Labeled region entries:

····················

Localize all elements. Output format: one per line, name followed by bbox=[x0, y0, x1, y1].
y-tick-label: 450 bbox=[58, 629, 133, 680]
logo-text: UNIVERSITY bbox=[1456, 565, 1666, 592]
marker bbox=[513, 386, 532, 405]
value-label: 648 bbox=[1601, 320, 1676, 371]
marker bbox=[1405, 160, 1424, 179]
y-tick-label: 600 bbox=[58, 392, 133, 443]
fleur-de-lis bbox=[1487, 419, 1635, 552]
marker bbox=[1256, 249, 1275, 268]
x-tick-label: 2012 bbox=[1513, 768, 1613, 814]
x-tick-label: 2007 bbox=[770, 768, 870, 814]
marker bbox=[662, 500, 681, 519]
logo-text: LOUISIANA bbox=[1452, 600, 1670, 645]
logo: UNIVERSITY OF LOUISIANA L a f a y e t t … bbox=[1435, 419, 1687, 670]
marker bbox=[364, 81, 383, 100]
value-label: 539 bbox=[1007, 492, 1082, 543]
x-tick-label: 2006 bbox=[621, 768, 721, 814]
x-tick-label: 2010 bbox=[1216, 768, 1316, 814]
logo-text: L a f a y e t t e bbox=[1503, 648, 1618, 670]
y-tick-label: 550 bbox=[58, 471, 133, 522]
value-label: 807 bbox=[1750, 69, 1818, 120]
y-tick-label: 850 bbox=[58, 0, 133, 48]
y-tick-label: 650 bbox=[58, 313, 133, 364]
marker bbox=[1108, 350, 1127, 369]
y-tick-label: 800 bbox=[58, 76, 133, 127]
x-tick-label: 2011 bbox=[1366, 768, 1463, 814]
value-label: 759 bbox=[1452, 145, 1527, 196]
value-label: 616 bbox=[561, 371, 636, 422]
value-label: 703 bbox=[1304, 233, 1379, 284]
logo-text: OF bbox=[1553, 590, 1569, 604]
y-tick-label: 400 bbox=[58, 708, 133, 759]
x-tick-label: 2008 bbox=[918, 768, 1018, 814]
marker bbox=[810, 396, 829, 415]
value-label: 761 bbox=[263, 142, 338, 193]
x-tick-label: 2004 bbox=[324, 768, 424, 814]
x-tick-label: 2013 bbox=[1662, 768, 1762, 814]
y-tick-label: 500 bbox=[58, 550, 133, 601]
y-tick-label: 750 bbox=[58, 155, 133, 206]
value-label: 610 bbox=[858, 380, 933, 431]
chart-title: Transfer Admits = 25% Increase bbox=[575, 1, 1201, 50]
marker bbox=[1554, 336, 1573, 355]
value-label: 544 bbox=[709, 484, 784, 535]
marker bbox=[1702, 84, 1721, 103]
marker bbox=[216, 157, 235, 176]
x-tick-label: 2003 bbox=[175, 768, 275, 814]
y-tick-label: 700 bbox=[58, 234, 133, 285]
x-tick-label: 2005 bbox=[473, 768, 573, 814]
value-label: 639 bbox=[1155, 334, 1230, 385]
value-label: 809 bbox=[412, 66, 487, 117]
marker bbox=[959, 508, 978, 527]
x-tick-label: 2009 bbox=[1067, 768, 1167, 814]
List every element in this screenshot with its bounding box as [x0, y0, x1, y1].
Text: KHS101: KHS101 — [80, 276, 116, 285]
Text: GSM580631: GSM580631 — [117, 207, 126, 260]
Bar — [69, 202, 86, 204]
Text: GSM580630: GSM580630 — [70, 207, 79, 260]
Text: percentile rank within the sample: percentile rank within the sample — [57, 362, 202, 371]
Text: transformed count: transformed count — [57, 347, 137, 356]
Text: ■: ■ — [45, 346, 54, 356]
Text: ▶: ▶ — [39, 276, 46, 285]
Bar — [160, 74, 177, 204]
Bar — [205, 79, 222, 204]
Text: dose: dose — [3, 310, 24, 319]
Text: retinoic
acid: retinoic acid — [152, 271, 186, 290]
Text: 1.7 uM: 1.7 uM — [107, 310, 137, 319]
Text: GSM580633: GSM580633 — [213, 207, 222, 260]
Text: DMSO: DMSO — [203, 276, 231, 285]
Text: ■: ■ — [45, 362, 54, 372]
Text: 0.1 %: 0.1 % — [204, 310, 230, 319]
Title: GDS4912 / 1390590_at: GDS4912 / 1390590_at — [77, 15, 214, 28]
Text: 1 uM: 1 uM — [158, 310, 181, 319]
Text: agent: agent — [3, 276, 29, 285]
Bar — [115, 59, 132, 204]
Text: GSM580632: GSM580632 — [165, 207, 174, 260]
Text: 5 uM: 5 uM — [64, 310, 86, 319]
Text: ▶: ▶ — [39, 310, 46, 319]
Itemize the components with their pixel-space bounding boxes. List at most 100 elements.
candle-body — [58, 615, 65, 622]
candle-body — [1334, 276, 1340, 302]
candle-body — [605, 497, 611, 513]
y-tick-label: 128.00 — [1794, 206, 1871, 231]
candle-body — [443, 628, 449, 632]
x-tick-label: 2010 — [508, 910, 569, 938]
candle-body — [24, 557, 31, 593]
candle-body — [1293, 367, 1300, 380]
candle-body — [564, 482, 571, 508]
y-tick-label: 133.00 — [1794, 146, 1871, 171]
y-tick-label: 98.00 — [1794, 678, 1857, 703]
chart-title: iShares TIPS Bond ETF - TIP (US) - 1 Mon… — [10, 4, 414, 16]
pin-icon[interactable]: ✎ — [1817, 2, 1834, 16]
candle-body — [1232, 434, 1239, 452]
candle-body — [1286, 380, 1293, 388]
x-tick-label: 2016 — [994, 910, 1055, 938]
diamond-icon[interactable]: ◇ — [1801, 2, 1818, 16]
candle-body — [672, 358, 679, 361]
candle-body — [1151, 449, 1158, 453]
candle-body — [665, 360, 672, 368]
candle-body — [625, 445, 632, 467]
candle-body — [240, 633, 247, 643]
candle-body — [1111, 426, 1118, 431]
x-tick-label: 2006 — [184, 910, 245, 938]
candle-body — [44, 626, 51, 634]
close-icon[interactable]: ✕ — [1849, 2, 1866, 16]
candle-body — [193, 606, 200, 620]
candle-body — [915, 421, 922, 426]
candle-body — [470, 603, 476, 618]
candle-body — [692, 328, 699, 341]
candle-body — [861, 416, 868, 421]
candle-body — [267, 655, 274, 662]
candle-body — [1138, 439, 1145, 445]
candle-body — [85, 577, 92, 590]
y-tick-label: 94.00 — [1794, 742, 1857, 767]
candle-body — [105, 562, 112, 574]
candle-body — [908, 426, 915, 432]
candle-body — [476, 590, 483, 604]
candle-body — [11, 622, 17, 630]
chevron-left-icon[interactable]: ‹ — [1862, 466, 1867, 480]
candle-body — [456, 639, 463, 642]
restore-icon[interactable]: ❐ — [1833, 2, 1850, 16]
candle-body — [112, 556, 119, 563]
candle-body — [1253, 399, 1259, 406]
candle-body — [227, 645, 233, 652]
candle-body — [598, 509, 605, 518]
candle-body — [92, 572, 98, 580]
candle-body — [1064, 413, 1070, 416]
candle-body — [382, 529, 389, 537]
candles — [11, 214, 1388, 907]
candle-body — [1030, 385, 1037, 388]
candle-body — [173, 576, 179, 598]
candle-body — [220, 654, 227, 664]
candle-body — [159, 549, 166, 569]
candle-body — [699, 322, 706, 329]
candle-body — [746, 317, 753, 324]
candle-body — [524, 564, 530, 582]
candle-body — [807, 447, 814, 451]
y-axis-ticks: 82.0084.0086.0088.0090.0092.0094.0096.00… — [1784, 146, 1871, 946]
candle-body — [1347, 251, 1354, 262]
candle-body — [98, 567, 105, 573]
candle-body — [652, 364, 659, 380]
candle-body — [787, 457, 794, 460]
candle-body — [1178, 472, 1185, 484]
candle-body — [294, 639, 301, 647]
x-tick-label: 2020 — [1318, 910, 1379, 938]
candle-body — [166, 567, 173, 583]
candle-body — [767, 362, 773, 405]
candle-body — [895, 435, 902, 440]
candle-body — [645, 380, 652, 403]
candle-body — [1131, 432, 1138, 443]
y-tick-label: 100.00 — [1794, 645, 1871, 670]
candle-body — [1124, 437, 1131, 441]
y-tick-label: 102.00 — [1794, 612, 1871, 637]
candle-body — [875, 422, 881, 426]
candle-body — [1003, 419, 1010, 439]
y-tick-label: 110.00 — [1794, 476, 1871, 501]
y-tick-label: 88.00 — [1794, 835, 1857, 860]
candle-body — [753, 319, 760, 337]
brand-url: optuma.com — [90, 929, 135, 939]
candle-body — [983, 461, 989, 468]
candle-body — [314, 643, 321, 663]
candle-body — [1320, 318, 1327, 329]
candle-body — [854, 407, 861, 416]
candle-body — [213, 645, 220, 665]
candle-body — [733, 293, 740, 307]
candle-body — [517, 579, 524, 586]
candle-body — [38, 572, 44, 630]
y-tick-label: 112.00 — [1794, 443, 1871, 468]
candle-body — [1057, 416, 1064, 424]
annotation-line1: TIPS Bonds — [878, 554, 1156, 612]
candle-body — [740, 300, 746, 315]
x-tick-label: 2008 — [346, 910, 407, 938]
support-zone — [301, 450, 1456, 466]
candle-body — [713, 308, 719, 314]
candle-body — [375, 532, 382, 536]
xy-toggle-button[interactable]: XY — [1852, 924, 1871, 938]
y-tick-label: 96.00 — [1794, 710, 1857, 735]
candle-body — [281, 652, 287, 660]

····················

- PROBLEM DESCRIPTION
State how many rows above contain the string "UNIVERSITY". Reply with the number only.

- RESPONSE TO THIS TASK
2